Dataset items:
##############################

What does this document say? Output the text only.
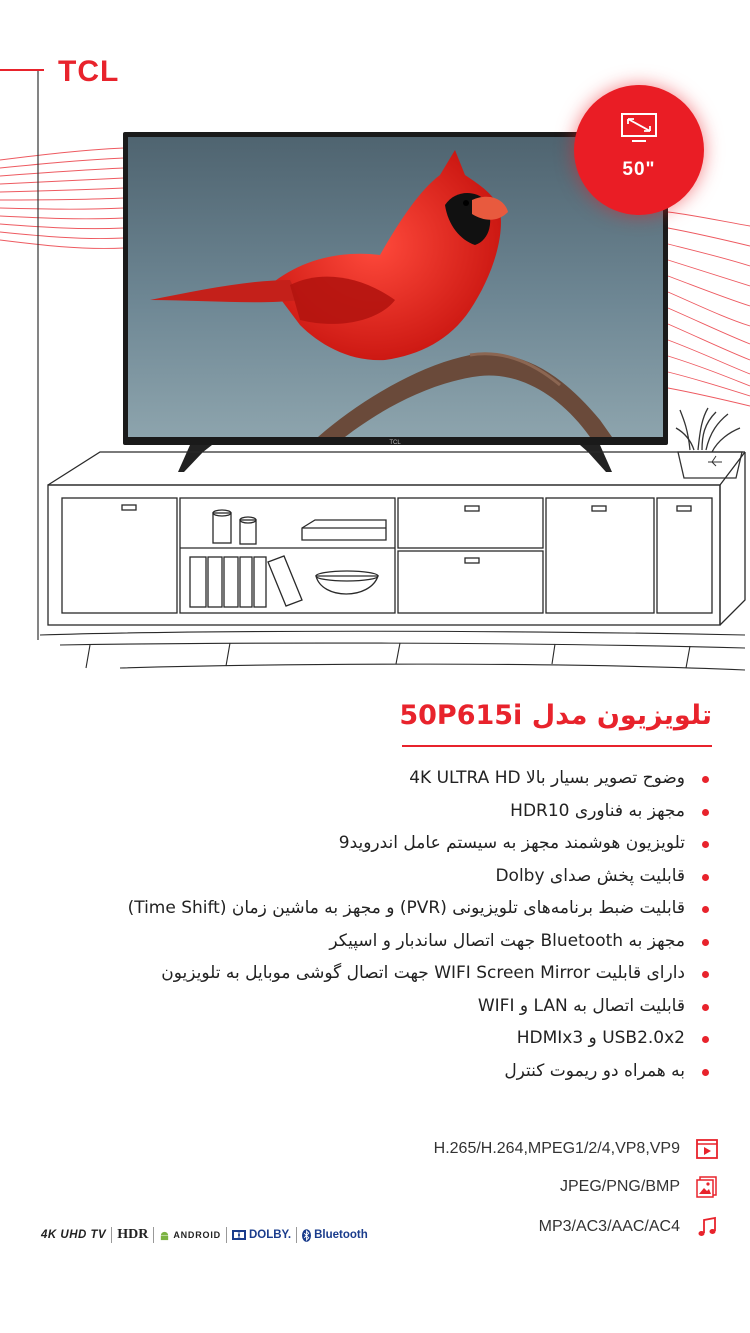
TCL
TCL
50"
تلویزیون مدل 50P615i
وضوح تصویر بسیار بالا 4K ULTRA HD
مجهز به فناوری HDR10
تلویزیون هوشمند مجهز به سیستم عامل اندروید9
قابلیت پخش صدای Dolby
قابلیت ضبط برنامه‌های تلویزیونی (PVR) و مجهز به ماشین زمان (Time Shift)
مجهز به Bluetooth جهت اتصال ساندبار و اسپیکر
دارای قابلیت WIFI Screen Mirror جهت اتصال گوشی موبایل به تلویزیون
قابلیت اتصال به LAN و WIFI
USB2.0x2 و HDMIx3
به همراه دو ریموت کنترل
H.265/H.264,MPEG1/2/4,VP8,VP9
JPEG/PNG/BMP
MP3/AC3/AAC/AC4
4K UHD TV HDR	ANDROID DOLBY. Bluetooth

##############################

Exercise objective> Each line of the data should be quoted exactly, with pictures left out.

Reply>
What does this document say? Output the text only.
TCL
TCL
50"
تلویزیون مدل 50P615i
وضوح تصویر بسیار بالا 4K ULTRA HD
مجهز به فناوری HDR10
تلویزیون هوشمند مجهز به سیستم عامل اندروید9
قابلیت پخش صدای Dolby
قابلیت ضبط برنامه‌های تلویزیونی (PVR) و مجهز به ماشین زمان (Time Shift)
مجهز به Bluetooth جهت اتصال ساندبار و اسپیکر
دارای قابلیت WIFI Screen Mirror جهت اتصال گوشی موبایل به تلویزیون
قابلیت اتصال به LAN و WIFI
USB2.0x2 و HDMIx3
به همراه دو ریموت کنترل
H.265/H.264,MPEG1/2/4,VP8,VP9
JPEG/PNG/BMP
MP3/AC3/AAC/AC4
4K UHD TV HDR	ANDROID DOLBY. Bluetooth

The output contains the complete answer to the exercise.